━━━ Stored rows

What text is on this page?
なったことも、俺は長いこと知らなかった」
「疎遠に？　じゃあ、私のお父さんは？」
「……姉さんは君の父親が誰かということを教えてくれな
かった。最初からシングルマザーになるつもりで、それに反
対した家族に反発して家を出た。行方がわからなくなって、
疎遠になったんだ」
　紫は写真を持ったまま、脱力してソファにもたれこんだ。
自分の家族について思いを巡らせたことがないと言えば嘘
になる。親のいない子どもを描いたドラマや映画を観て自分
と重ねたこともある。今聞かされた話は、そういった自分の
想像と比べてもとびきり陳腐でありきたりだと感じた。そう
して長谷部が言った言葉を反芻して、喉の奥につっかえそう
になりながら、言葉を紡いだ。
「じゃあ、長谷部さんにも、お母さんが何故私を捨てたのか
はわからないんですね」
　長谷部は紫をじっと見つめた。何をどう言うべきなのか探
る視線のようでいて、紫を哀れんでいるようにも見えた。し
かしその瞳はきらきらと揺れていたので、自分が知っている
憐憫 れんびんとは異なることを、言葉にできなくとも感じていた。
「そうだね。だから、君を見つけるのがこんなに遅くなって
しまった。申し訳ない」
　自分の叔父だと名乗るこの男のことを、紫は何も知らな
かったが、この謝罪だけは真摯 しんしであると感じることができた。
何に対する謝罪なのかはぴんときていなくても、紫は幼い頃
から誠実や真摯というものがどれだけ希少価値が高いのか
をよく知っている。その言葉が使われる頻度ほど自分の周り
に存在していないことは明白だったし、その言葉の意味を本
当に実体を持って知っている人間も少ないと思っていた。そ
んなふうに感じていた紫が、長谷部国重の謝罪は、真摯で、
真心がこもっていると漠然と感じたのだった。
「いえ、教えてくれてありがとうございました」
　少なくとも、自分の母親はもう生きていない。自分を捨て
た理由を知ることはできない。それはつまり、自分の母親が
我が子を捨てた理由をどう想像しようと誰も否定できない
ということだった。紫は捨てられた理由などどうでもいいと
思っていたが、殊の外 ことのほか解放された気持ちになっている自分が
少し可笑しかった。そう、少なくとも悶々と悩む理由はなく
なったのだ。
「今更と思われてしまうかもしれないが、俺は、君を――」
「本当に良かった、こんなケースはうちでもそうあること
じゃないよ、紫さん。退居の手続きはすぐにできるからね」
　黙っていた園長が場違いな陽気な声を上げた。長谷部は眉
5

━━━━━━

- What you have to do -
Reproduce every record, matching each line exactly.

- Result of the task -
What text is on this page?
なったことも、俺は長いこと知らなかった」
「疎遠に？　じゃあ、私のお父さんは？」
「……姉さんは君の父親が誰かということを教えてくれな
かった。最初からシングルマザーになるつもりで、それに反
対した家族に反発して家を出た。行方がわからなくなって、
疎遠になったんだ」
　紫は写真を持ったまま、脱力してソファにもたれこんだ。
自分の家族について思いを巡らせたことがないと言えば嘘
になる。親のいない子どもを描いたドラマや映画を観て自分
と重ねたこともある。今聞かされた話は、そういった自分の
想像と比べてもとびきり陳腐でありきたりだと感じた。そう
して長谷部が言った言葉を反芻して、喉の奥につっかえそう
になりながら、言葉を紡いだ。
「じゃあ、長谷部さんにも、お母さんが何故私を捨てたのか
はわからないんですね」
　長谷部は紫をじっと見つめた。何をどう言うべきなのか探
る視線のようでいて、紫を哀れんでいるようにも見えた。し
かしその瞳はきらきらと揺れていたので、自分が知っている
憐憫 れんびんとは異なることを、言葉にできなくとも感じていた。
「そうだね。だから、君を見つけるのがこんなに遅くなって
しまった。申し訳ない」
　自分の叔父だと名乗るこの男のことを、紫は何も知らな
かったが、この謝罪だけは真摯 しんしであると感じることができた。
何に対する謝罪なのかはぴんときていなくても、紫は幼い頃
から誠実や真摯というものがどれだけ希少価値が高いのか
をよく知っている。その言葉が使われる頻度ほど自分の周り
に存在していないことは明白だったし、その言葉の意味を本
当に実体を持って知っている人間も少ないと思っていた。そ
んなふうに感じていた紫が、長谷部国重の謝罪は、真摯で、
真心がこもっていると漠然と感じたのだった。
「いえ、教えてくれてありがとうございました」
　少なくとも、自分の母親はもう生きていない。自分を捨て
た理由を知ることはできない。それはつまり、自分の母親が
我が子を捨てた理由をどう想像しようと誰も否定できない
ということだった。紫は捨てられた理由などどうでもいいと
思っていたが、殊の外 ことのほか解放された気持ちになっている自分が
少し可笑しかった。そう、少なくとも悶々と悩む理由はなく
なったのだ。
「今更と思われてしまうかもしれないが、俺は、君を――」
「本当に良かった、こんなケースはうちでもそうあること
じゃないよ、紫さん。退居の手続きはすぐにできるからね」
　黙っていた園長が場違いな陽気な声を上げた。長谷部は眉
5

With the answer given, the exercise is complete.